▶ [Job]
Locate and copy all lines bearing the word "жизнеспособного".

-*-

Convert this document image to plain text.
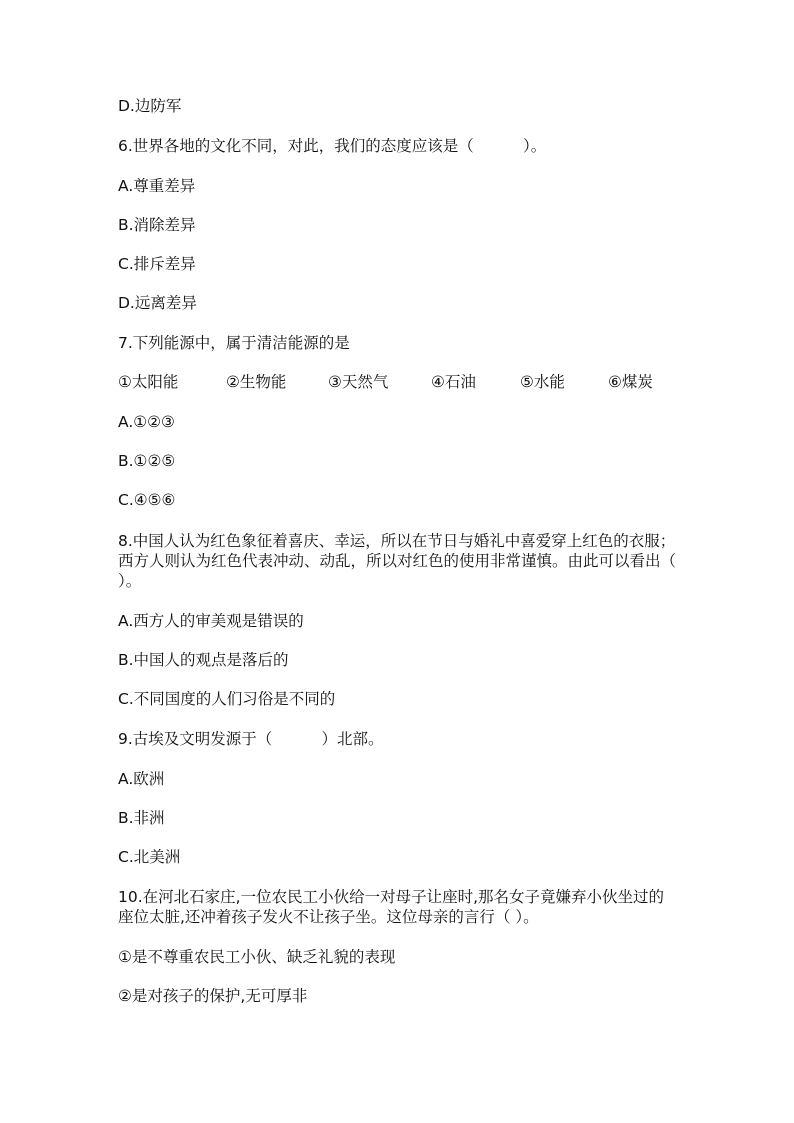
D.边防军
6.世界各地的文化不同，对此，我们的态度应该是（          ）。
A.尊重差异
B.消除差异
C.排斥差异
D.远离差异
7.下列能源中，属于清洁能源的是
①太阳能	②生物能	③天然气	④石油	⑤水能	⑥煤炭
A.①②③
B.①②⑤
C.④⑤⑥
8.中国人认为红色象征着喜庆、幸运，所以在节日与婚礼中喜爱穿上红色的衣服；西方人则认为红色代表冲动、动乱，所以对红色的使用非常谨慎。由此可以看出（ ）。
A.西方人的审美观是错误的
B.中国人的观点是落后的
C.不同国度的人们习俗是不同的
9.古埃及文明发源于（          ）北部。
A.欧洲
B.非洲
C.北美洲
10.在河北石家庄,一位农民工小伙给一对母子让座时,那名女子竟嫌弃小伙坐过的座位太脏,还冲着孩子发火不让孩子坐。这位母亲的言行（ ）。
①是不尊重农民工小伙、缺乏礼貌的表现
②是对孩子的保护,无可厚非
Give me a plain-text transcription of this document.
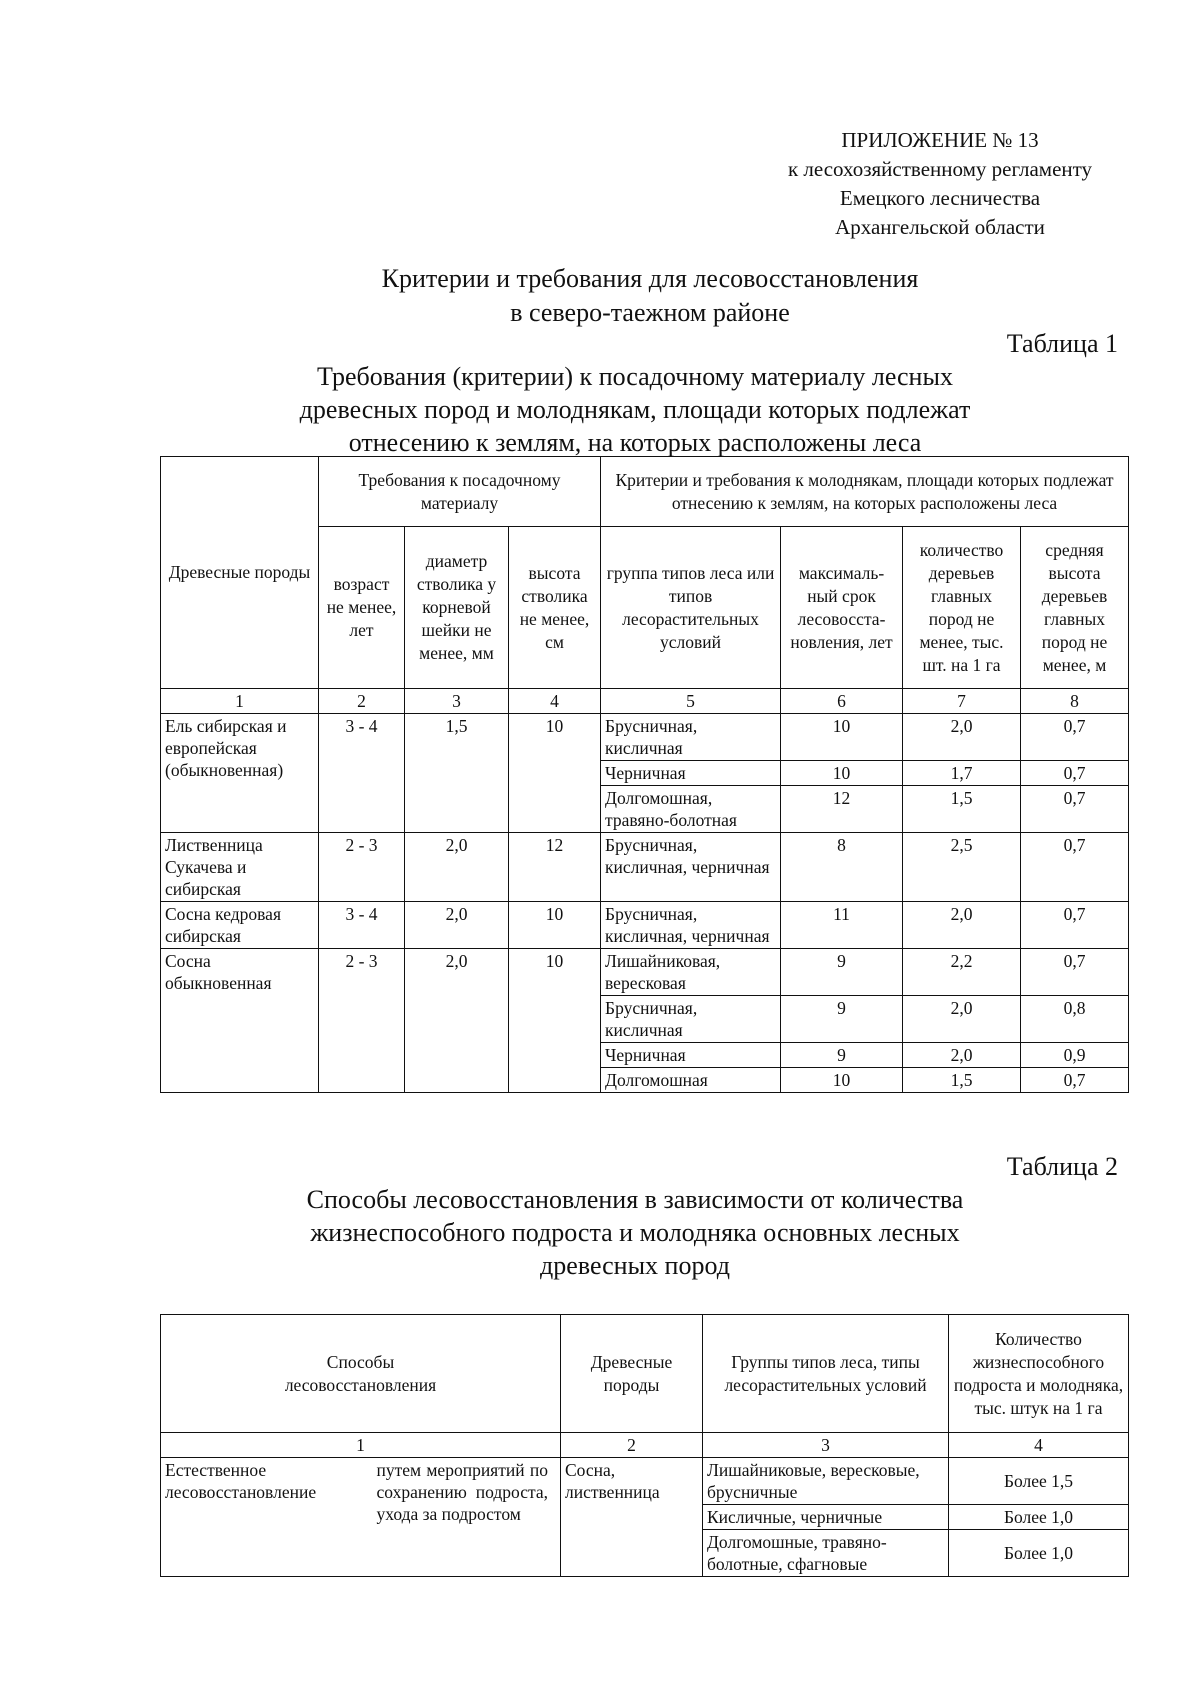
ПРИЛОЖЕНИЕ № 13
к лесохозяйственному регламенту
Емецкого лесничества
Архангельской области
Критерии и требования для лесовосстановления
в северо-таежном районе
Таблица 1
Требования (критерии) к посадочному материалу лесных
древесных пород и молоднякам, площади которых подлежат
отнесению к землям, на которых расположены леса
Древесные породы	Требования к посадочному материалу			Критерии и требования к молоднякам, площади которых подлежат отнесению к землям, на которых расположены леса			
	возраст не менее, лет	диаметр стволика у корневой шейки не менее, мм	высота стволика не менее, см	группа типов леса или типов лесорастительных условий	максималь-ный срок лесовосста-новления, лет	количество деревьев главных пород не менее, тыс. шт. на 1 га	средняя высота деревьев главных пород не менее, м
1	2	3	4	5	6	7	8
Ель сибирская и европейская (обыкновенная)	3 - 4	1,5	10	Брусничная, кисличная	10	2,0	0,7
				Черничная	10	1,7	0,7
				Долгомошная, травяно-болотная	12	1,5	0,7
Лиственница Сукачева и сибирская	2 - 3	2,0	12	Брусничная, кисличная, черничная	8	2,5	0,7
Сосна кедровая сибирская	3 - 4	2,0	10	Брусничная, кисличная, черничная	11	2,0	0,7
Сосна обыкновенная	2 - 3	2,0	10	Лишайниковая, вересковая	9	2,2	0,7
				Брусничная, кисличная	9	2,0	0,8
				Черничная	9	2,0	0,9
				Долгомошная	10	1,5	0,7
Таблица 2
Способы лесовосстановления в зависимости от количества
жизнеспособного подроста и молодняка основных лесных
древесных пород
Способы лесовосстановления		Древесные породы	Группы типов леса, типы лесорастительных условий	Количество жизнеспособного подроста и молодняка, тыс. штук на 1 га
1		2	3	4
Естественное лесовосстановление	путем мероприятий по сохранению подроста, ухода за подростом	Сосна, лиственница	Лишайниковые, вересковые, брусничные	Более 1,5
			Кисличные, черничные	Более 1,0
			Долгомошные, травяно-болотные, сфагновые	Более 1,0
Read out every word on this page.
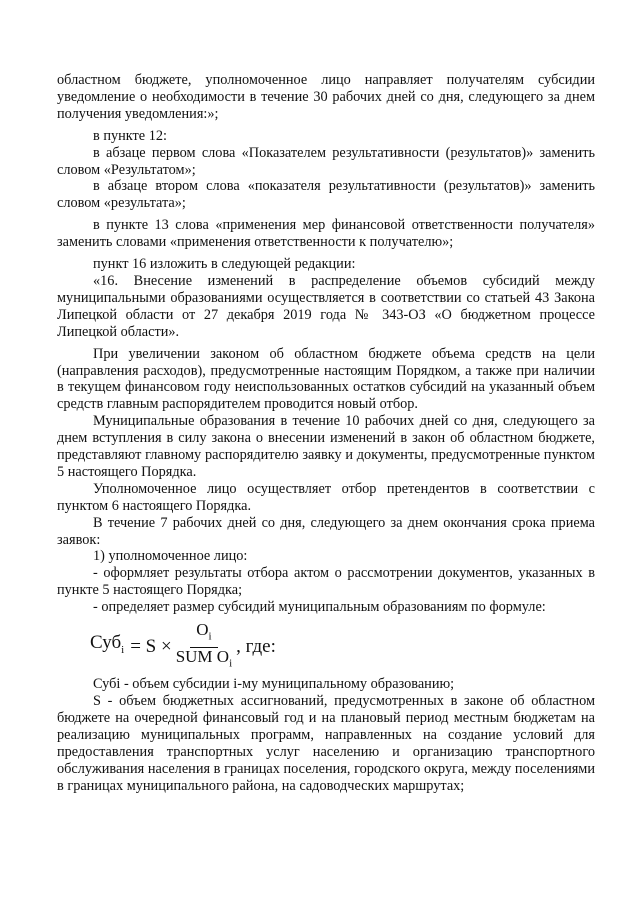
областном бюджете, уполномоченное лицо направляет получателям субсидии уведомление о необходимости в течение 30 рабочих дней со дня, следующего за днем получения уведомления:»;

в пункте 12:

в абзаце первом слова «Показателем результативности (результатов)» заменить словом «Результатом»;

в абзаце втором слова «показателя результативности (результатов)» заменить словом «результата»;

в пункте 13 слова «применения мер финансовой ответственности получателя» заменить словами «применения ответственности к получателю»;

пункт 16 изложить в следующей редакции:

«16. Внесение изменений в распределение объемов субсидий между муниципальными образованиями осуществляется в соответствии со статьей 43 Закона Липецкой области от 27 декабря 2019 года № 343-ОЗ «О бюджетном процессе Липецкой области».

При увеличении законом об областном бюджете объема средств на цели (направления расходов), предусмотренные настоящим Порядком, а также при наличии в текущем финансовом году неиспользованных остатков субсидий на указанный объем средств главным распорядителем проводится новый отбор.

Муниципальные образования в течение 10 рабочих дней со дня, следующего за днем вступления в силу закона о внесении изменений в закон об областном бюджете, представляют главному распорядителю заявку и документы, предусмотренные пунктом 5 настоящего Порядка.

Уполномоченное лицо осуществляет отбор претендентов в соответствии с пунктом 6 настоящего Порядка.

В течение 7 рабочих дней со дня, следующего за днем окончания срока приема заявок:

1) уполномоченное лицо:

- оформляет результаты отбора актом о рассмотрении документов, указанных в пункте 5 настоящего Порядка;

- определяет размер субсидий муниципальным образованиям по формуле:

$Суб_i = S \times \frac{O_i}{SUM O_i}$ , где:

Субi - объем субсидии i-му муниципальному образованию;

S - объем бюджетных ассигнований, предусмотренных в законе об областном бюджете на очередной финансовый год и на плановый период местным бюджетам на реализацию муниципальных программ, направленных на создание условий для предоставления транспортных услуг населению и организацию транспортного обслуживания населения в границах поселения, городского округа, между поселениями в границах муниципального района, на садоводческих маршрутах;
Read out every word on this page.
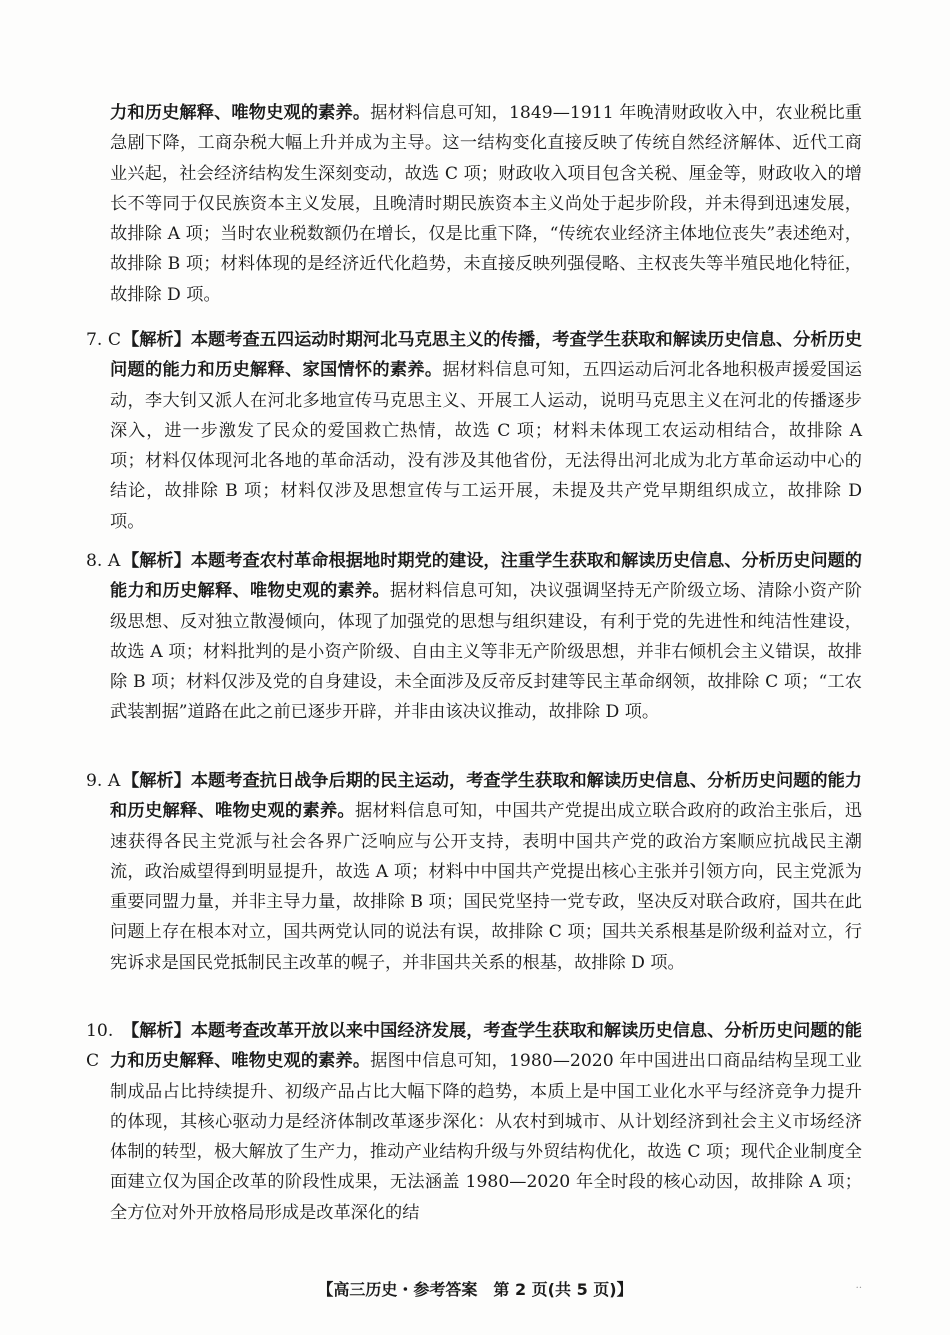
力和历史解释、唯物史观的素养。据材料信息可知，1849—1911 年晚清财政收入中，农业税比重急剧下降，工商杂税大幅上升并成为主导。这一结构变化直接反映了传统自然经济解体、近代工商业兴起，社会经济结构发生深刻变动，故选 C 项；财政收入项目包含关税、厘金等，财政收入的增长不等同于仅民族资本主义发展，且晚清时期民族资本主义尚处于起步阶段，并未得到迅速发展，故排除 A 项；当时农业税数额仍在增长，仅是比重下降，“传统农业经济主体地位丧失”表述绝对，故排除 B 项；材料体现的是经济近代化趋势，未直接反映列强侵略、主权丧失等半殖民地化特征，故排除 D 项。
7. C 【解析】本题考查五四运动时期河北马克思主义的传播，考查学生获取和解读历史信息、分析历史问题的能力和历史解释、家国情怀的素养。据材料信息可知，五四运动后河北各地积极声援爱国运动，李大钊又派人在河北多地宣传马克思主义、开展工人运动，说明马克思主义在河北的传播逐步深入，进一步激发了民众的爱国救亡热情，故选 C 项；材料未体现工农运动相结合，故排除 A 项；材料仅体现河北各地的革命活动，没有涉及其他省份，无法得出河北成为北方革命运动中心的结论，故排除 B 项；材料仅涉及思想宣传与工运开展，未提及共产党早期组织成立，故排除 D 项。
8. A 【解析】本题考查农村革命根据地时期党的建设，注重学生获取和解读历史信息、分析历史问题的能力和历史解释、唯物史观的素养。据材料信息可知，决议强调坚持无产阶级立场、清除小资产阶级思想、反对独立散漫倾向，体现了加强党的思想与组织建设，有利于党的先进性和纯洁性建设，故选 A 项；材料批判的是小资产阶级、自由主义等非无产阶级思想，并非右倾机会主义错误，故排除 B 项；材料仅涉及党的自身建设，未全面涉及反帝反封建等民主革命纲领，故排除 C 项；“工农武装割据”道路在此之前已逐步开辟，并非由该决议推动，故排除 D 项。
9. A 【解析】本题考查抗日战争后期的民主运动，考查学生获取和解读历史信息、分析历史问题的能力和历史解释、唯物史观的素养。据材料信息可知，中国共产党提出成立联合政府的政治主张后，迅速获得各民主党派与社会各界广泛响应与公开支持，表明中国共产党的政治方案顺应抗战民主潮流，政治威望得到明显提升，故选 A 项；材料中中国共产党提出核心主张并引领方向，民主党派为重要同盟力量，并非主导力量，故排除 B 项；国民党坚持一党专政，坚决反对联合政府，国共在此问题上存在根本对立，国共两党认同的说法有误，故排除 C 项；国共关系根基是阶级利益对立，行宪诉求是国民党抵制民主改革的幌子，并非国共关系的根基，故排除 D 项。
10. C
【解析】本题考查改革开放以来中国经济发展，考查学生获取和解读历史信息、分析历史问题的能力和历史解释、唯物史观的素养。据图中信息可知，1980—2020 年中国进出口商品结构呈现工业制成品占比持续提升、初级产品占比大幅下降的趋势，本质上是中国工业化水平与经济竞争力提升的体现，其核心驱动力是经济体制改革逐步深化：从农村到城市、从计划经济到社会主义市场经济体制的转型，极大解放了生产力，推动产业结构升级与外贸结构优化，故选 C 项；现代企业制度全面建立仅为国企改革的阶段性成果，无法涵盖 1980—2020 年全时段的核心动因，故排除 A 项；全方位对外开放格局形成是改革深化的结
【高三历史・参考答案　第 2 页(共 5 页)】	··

-*-

▶ [Solved exercise]
жизнеспособного подроста и молодняка основных лесных
Способы лесовосстановления		Древесные породы	Группы типов леса, типы лесорастительных условий	Количество жизнеспособного подроста и молодняка, тыс. штук на 1 га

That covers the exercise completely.